■ **Problem statement**: From the listing below, tally the lines that include "JSON". Return only the total.

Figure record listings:
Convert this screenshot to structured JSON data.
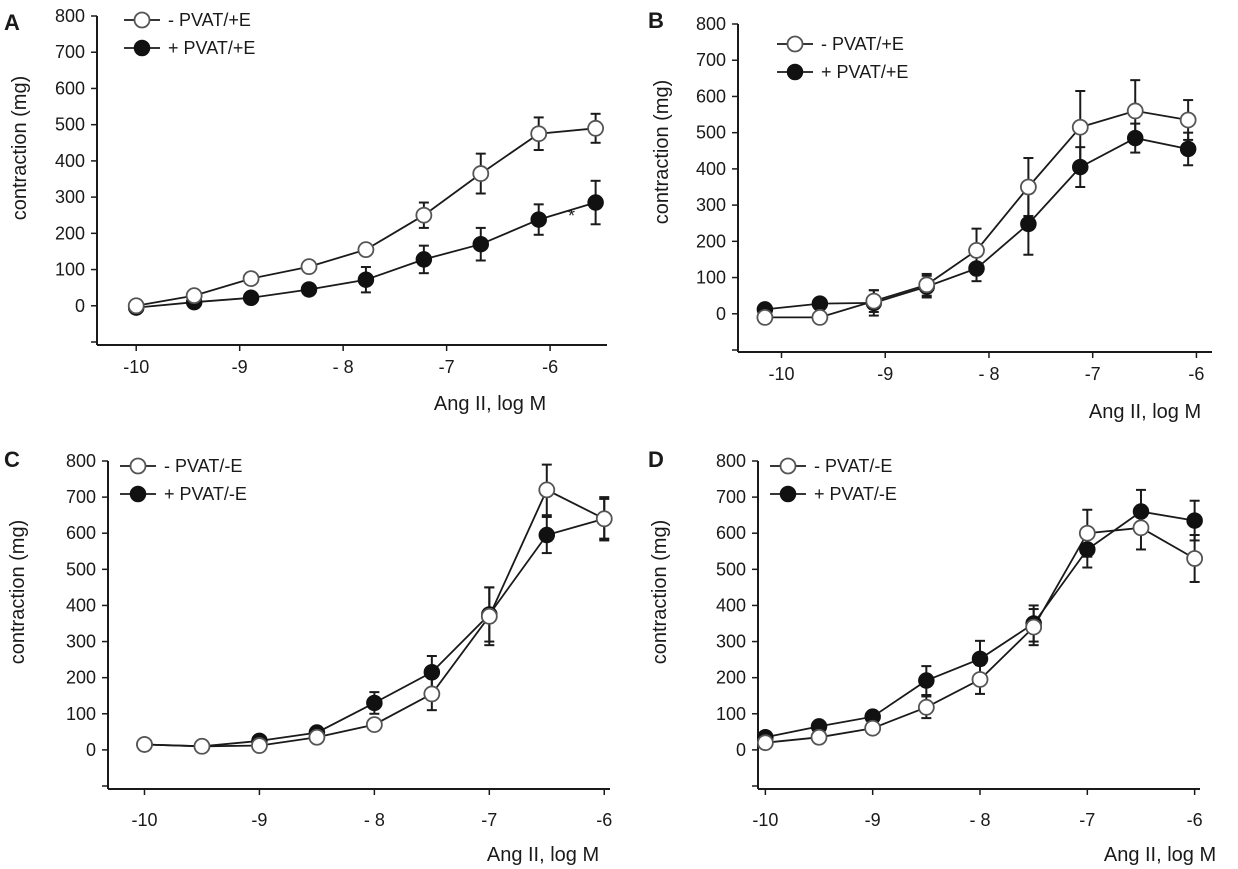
{
  "chart_data": [
    {
      "type": "line",
      "panel": "A",
      "title": "",
      "xlabel": "Ang II, log M",
      "ylabel": "contraction (mg)",
      "xlim": [
        -10.35,
        -5.45
      ],
      "ylim": [
        -100,
        800
      ],
      "xticks": [
        -10,
        -9,
        -8,
        -7,
        -6
      ],
      "xtick_labels": [
        "-10",
        "-9",
        "- 8",
        "-7",
        "-6"
      ],
      "yticks": [
        0,
        100,
        200,
        300,
        400,
        500,
        600,
        700,
        800
      ],
      "ytick_labels": [
        "0",
        "100",
        "200",
        "300",
        "400",
        "500",
        "600",
        "700",
        "800"
      ],
      "legend": "top-left",
      "annotation": "*",
      "series": [
        {
          "name": "- PVAT/+E",
          "marker": "open",
          "x": [
            -10,
            -9.44,
            -8.89,
            -8.33,
            -7.78,
            -7.22,
            -6.67,
            -6.11,
            -5.56
          ],
          "y": [
            0,
            28,
            75,
            108,
            155,
            250,
            365,
            475,
            490
          ],
          "err": [
            0,
            0,
            0,
            0,
            0,
            35,
            55,
            45,
            40
          ]
        },
        {
          "name": "+ PVAT/+E",
          "marker": "filled",
          "x": [
            -10,
            -9.44,
            -8.89,
            -8.33,
            -7.78,
            -7.22,
            -6.67,
            -6.11,
            -5.56
          ],
          "y": [
            -5,
            10,
            22,
            45,
            72,
            128,
            170,
            238,
            285
          ],
          "err": [
            0,
            0,
            0,
            0,
            35,
            38,
            45,
            42,
            60
          ]
        }
      ]
    },
    {
      "type": "line",
      "panel": "B",
      "title": "",
      "xlabel": "Ang II, log M",
      "ylabel": "contraction (mg)",
      "xlim": [
        -10.4,
        -5.85
      ],
      "ylim": [
        -100,
        800
      ],
      "xticks": [
        -10,
        -9,
        -8,
        -7,
        -6
      ],
      "xtick_labels": [
        "-10",
        "-9",
        "- 8",
        "-7",
        "-6"
      ],
      "yticks": [
        0,
        100,
        200,
        300,
        400,
        500,
        600,
        700,
        800
      ],
      "ytick_labels": [
        "0",
        "100",
        "200",
        "300",
        "400",
        "500",
        "600",
        "700",
        "800"
      ],
      "legend": "top-left",
      "series": [
        {
          "name": "- PVAT/+E",
          "marker": "open",
          "x": [
            -10.16,
            -9.63,
            -9.11,
            -8.6,
            -8.12,
            -7.62,
            -7.12,
            -6.59,
            -6.08
          ],
          "y": [
            -10,
            -10,
            35,
            80,
            175,
            350,
            515,
            560,
            535
          ],
          "err": [
            0,
            0,
            30,
            30,
            60,
            80,
            100,
            85,
            55
          ]
        },
        {
          "name": "+ PVAT/+E",
          "marker": "filled",
          "x": [
            -10.16,
            -9.63,
            -9.11,
            -8.6,
            -8.12,
            -7.62,
            -7.12,
            -6.59,
            -6.08
          ],
          "y": [
            12,
            28,
            30,
            75,
            125,
            248,
            405,
            485,
            455
          ],
          "err": [
            0,
            0,
            35,
            30,
            35,
            85,
            55,
            40,
            45
          ]
        }
      ]
    },
    {
      "type": "line",
      "panel": "C",
      "title": "",
      "xlabel": "Ang II, log M",
      "ylabel": "contraction (mg)",
      "xlim": [
        -10.3,
        -5.95
      ],
      "ylim": [
        -100,
        800
      ],
      "xticks": [
        -10,
        -9,
        -8,
        -7,
        -6
      ],
      "xtick_labels": [
        "-10",
        "-9",
        "- 8",
        "-7",
        "-6"
      ],
      "yticks": [
        0,
        100,
        200,
        300,
        400,
        500,
        600,
        700,
        800
      ],
      "ytick_labels": [
        "0",
        "100",
        "200",
        "300",
        "400",
        "500",
        "600",
        "700",
        "800"
      ],
      "legend": "top-left",
      "series": [
        {
          "name": "- PVAT/-E",
          "marker": "open",
          "x": [
            -10,
            -9.5,
            -9,
            -8.5,
            -8,
            -7.5,
            -7,
            -6.5,
            -6
          ],
          "y": [
            15,
            10,
            12,
            35,
            70,
            155,
            370,
            720,
            640
          ],
          "err": [
            0,
            0,
            0,
            0,
            0,
            45,
            80,
            70,
            55
          ]
        },
        {
          "name": "+ PVAT/-E",
          "marker": "filled",
          "x": [
            -10,
            -9.5,
            -9,
            -8.5,
            -8,
            -7.5,
            -7,
            -6.5,
            -6
          ],
          "y": [
            15,
            10,
            25,
            48,
            130,
            215,
            375,
            595,
            640
          ],
          "err": [
            0,
            0,
            0,
            0,
            30,
            45,
            75,
            50,
            60
          ]
        }
      ]
    },
    {
      "type": "line",
      "panel": "D",
      "title": "",
      "xlabel": "Ang II, log M",
      "ylabel": "contraction (mg)",
      "xlim": [
        -10.05,
        -5.95
      ],
      "ylim": [
        -100,
        800
      ],
      "xticks": [
        -10,
        -9,
        -8,
        -7,
        -6
      ],
      "xtick_labels": [
        "-10",
        "-9",
        "- 8",
        "-7",
        "-6"
      ],
      "yticks": [
        0,
        100,
        200,
        300,
        400,
        500,
        600,
        700,
        800
      ],
      "ytick_labels": [
        "0",
        "100",
        "200",
        "300",
        "400",
        "500",
        "600",
        "700",
        "800"
      ],
      "legend": "top-left",
      "series": [
        {
          "name": "- PVAT/-E",
          "marker": "open",
          "x": [
            -10,
            -9.5,
            -9,
            -8.5,
            -8,
            -7.5,
            -7,
            -6.5,
            -6
          ],
          "y": [
            20,
            35,
            60,
            118,
            195,
            340,
            600,
            615,
            530
          ],
          "err": [
            0,
            0,
            0,
            30,
            40,
            50,
            65,
            60,
            65
          ]
        },
        {
          "name": "+ PVAT/-E",
          "marker": "filled",
          "x": [
            -10,
            -9.5,
            -9,
            -8.5,
            -8,
            -7.5,
            -7,
            -6.5,
            -6
          ],
          "y": [
            35,
            65,
            92,
            192,
            252,
            350,
            555,
            660,
            635
          ],
          "err": [
            0,
            0,
            0,
            40,
            50,
            50,
            50,
            60,
            55
          ]
        }
      ]
    }
  ]
}
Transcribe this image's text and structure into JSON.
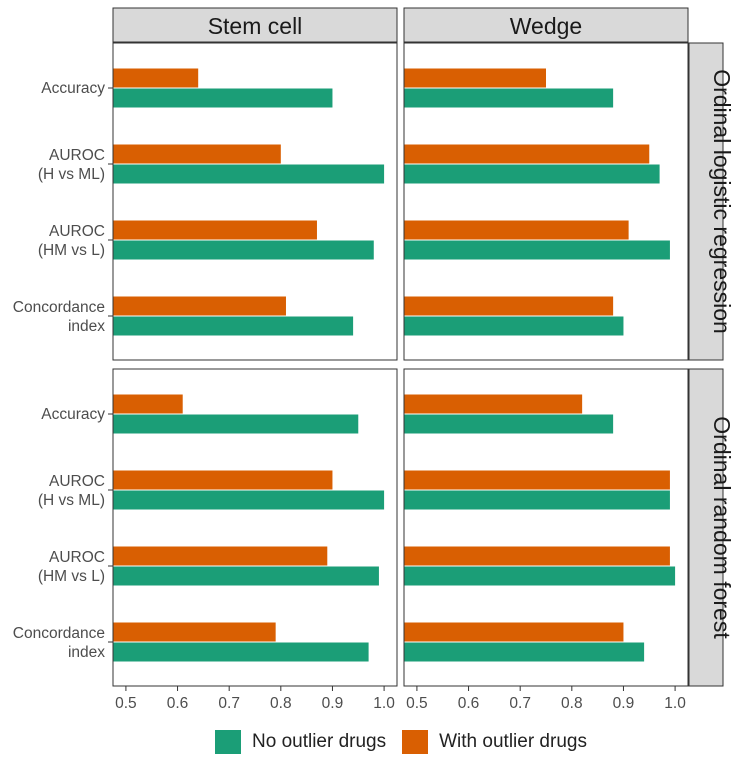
{
  "chart_data": {
    "type": "bar",
    "orientation": "horizontal",
    "xlim": [
      0.475,
      1.025
    ],
    "x_ticks": [
      0.5,
      0.6,
      0.7,
      0.8,
      0.9,
      1.0
    ],
    "x_tick_labels": [
      "0.5",
      "0.6",
      "0.7",
      "0.8",
      "0.9",
      "1.0"
    ],
    "categories": [
      "Accuracy",
      "AUROC\n(H vs ML)",
      "AUROC\n(HM vs L)",
      "Concordance\nindex"
    ],
    "columns": [
      "Stem cell",
      "Wedge"
    ],
    "rows": [
      "Ordinal logistic regression",
      "Ordinal random forest"
    ],
    "series_names": [
      "No outlier drugs",
      "With outlier drugs"
    ],
    "colors": {
      "No outlier drugs": "#1b9e77",
      "With outlier drugs": "#d95f02"
    },
    "panels": [
      {
        "row": 0,
        "col": 0,
        "no_outlier": [
          0.9,
          1.0,
          0.98,
          0.94
        ],
        "with_outlier": [
          0.64,
          0.8,
          0.87,
          0.81
        ]
      },
      {
        "row": 0,
        "col": 1,
        "no_outlier": [
          0.88,
          0.97,
          0.99,
          0.9
        ],
        "with_outlier": [
          0.75,
          0.95,
          0.91,
          0.88
        ]
      },
      {
        "row": 1,
        "col": 0,
        "no_outlier": [
          0.95,
          1.0,
          0.99,
          0.97
        ],
        "with_outlier": [
          0.61,
          0.9,
          0.89,
          0.79
        ]
      },
      {
        "row": 1,
        "col": 1,
        "no_outlier": [
          0.88,
          0.99,
          1.0,
          0.94
        ],
        "with_outlier": [
          0.82,
          0.99,
          0.99,
          0.9
        ]
      }
    ]
  },
  "legend": {
    "no_outlier_label": "No outlier drugs",
    "with_outlier_label": "With outlier drugs"
  }
}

■ **Solution below**: 2